--- START Material to process ---

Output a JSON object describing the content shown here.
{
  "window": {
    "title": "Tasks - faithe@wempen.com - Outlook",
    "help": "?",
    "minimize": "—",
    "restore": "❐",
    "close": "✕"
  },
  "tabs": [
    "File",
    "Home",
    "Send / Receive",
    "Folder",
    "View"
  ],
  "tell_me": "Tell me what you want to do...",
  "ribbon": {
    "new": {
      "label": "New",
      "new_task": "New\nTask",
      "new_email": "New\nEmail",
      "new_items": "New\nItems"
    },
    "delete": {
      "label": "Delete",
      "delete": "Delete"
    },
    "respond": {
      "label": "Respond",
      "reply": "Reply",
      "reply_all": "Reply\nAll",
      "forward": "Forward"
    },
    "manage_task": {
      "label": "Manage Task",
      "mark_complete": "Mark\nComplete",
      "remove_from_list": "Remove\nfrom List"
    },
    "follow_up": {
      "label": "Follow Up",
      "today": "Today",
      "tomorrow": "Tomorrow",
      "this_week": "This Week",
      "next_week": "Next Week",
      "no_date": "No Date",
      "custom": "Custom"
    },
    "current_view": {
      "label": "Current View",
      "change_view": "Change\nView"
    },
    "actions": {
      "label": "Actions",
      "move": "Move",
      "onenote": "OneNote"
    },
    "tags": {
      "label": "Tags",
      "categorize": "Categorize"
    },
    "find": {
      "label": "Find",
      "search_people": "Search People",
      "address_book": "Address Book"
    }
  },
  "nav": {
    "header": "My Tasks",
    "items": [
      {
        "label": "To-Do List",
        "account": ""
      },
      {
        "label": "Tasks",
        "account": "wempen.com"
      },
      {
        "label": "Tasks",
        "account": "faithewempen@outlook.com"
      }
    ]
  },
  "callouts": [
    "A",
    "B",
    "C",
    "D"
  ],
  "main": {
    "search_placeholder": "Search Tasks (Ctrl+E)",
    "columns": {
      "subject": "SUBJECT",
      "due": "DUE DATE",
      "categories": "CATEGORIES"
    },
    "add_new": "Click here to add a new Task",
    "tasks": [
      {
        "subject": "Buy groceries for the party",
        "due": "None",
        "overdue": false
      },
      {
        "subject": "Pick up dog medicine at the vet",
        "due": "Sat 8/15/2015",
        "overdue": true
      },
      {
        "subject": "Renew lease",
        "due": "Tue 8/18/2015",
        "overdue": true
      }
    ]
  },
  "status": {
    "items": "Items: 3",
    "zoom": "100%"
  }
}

--- END Material to process ---

Given task: All lines above containing the string "label" are to be collected.

Response:
      "label": "New",
      "label": "Delete",
      "label": "Respond",
      "label": "Manage Task",
      "label": "Follow Up",
      "label": "Current View",
      "label": "Actions",
      "label": "Tags",
      "label": "Find",
        "label": "To-Do List",
        "label": "Tasks",
        "label": "Tasks",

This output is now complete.